What is being asked
Search the records for the word "structured" and report each line that has it.

Listed records
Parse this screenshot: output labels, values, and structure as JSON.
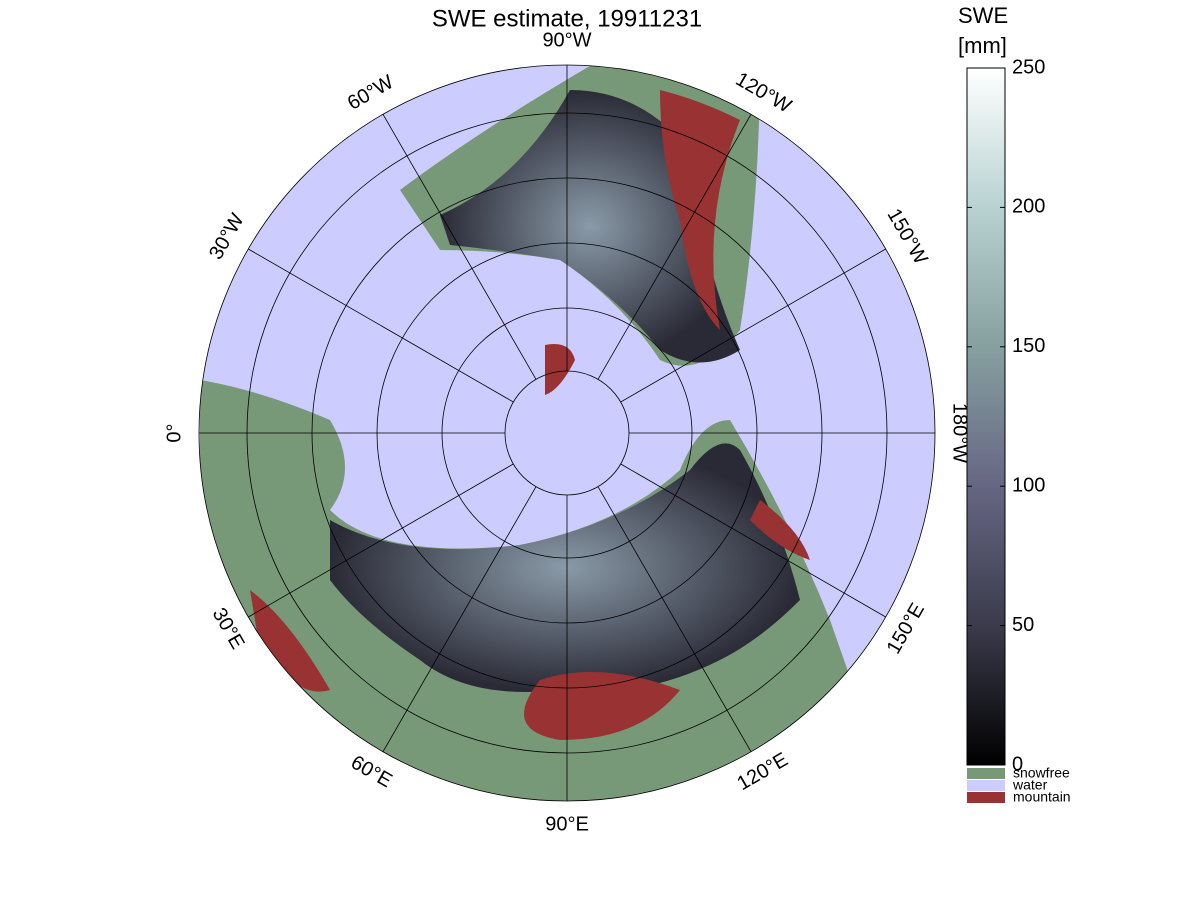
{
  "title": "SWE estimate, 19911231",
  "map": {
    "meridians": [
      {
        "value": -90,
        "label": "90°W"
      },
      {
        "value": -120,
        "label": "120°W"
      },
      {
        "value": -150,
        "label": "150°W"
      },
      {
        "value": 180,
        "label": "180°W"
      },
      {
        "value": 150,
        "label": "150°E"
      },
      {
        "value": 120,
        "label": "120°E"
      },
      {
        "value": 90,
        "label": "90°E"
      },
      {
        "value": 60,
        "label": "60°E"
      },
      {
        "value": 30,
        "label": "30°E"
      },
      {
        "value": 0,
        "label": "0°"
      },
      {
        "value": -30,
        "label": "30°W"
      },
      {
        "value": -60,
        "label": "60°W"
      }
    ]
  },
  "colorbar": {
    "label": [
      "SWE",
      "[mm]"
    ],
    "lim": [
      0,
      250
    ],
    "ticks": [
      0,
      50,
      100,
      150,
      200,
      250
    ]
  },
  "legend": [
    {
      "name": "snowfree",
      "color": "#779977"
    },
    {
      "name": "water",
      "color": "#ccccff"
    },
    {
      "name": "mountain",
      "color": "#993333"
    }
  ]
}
--
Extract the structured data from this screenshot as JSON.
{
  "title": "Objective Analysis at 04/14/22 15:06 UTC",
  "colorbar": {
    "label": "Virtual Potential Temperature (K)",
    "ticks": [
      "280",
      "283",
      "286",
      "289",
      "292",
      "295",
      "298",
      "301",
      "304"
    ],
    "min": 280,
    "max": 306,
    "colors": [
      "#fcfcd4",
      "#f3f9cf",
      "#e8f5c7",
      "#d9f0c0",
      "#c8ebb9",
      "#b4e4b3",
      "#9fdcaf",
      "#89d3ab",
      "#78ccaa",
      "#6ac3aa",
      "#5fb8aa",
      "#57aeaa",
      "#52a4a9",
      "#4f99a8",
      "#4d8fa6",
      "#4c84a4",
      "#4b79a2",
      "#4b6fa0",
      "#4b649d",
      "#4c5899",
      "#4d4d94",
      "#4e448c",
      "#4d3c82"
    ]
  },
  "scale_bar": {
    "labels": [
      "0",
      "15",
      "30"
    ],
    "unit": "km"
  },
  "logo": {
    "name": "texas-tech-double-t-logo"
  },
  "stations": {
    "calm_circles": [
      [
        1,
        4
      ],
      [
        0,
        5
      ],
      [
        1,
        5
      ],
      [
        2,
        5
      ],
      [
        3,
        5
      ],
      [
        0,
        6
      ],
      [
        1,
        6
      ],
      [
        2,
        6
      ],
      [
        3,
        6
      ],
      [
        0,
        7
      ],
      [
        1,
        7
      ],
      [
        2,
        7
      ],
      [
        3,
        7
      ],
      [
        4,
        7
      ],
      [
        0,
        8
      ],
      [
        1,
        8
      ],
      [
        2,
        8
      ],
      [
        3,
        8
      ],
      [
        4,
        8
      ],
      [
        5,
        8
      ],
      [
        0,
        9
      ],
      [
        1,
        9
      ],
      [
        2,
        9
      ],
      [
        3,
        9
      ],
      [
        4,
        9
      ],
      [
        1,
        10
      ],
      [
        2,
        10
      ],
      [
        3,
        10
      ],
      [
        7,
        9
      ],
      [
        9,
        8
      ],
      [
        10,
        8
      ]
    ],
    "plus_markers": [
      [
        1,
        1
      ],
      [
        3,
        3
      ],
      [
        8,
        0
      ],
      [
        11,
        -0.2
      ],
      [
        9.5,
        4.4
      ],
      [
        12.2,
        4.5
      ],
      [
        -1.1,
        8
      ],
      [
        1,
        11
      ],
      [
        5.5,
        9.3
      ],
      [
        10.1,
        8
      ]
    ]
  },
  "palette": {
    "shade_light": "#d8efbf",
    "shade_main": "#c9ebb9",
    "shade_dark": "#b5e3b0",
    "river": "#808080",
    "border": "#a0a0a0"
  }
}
...
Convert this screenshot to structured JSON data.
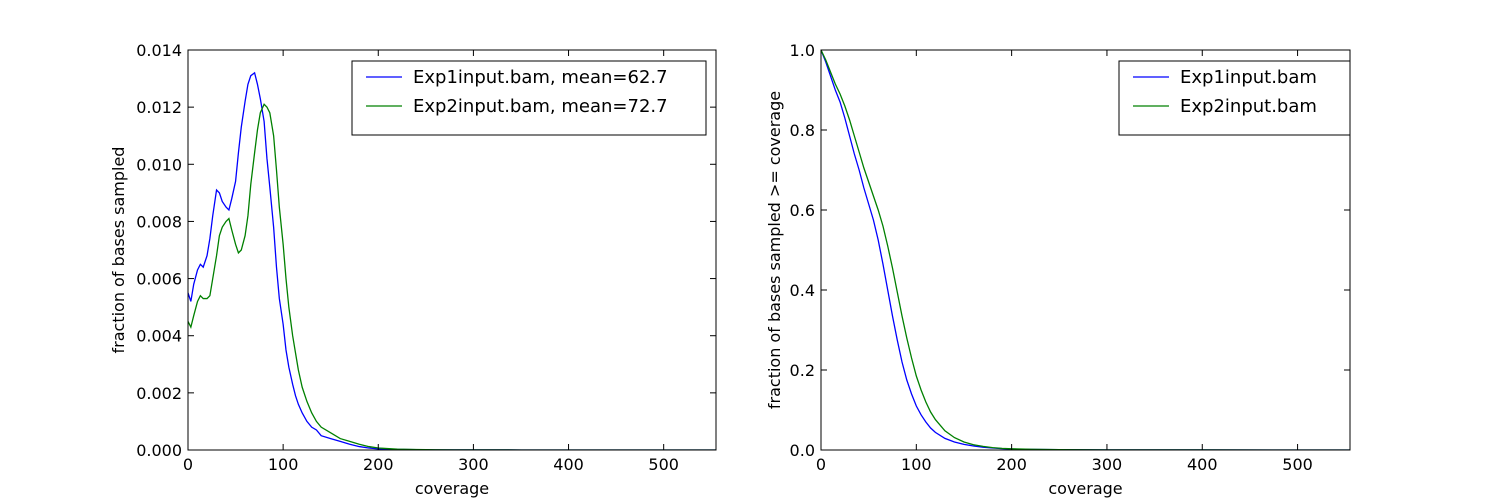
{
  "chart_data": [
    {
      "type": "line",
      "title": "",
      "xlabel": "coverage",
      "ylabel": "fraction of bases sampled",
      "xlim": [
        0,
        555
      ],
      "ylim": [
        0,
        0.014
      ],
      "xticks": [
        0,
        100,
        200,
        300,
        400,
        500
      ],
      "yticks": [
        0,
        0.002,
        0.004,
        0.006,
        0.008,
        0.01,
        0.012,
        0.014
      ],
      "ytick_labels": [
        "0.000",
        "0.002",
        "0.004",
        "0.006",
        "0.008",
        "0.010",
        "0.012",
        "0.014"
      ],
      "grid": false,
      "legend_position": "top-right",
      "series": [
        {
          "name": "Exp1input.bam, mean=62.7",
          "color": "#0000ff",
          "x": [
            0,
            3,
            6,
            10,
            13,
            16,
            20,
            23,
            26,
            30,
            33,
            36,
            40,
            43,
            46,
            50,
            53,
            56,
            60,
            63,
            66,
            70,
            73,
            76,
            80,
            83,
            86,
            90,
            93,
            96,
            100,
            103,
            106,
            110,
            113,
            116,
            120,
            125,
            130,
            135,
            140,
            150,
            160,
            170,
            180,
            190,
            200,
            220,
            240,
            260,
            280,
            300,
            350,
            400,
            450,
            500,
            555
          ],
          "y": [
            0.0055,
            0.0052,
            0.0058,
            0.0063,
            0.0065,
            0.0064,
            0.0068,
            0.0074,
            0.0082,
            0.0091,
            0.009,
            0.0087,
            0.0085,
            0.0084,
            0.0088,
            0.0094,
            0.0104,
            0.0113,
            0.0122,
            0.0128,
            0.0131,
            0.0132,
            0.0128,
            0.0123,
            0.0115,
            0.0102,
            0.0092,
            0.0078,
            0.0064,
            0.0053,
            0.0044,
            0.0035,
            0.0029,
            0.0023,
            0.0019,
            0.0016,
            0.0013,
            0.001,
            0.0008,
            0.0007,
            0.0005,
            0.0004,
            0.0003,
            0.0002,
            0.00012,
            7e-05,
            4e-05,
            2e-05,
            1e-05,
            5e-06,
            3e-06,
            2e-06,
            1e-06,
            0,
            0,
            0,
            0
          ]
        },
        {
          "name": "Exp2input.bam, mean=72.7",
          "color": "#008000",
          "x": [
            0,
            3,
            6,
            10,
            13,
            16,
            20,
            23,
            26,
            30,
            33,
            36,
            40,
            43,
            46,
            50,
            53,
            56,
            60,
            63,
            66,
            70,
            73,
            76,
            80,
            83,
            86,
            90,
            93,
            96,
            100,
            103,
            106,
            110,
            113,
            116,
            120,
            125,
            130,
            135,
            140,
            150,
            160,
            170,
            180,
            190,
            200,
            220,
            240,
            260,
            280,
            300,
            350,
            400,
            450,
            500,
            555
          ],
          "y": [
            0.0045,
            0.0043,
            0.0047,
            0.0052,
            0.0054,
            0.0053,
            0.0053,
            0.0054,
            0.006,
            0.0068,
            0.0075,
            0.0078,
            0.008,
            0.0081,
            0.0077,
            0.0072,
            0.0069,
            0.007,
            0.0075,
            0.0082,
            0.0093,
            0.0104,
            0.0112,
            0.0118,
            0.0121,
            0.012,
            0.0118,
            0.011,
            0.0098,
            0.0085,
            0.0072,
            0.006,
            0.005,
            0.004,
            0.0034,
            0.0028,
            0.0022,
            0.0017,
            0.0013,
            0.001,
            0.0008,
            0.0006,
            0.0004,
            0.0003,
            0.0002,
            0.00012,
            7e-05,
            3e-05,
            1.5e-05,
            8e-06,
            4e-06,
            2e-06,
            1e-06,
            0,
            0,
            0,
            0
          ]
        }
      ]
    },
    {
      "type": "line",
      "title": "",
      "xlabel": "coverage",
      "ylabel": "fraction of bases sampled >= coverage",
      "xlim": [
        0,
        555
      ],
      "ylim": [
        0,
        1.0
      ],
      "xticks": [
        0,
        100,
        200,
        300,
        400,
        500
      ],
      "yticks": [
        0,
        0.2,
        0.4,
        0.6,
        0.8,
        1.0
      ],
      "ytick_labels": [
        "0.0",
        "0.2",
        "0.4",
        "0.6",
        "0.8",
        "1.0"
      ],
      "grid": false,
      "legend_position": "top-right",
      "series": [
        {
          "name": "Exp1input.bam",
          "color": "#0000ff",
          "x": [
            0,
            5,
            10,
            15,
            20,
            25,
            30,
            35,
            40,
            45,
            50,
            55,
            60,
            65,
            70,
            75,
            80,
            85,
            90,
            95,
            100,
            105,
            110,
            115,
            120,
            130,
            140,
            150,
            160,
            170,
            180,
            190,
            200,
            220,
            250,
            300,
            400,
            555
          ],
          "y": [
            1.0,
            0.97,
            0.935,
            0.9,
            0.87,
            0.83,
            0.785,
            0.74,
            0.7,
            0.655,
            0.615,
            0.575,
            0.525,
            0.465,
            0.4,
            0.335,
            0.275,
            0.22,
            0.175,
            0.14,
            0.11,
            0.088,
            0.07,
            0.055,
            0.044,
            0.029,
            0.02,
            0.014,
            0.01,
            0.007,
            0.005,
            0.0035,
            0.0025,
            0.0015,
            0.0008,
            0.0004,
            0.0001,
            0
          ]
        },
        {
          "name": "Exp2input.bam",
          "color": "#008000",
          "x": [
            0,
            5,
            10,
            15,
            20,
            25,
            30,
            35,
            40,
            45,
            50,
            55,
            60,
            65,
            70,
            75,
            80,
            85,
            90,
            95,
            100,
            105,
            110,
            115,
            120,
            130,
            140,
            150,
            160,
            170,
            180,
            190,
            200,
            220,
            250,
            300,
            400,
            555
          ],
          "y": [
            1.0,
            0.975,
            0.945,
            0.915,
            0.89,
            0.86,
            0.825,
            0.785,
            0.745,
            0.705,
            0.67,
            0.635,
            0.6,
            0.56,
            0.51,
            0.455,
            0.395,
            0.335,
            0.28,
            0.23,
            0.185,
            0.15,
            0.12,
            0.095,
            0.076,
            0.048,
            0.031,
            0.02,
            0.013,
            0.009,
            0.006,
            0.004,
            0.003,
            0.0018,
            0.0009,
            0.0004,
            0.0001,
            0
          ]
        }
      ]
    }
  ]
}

In response
Extract the structured data from this screenshot as JSON.
Convert this screenshot to structured JSON data.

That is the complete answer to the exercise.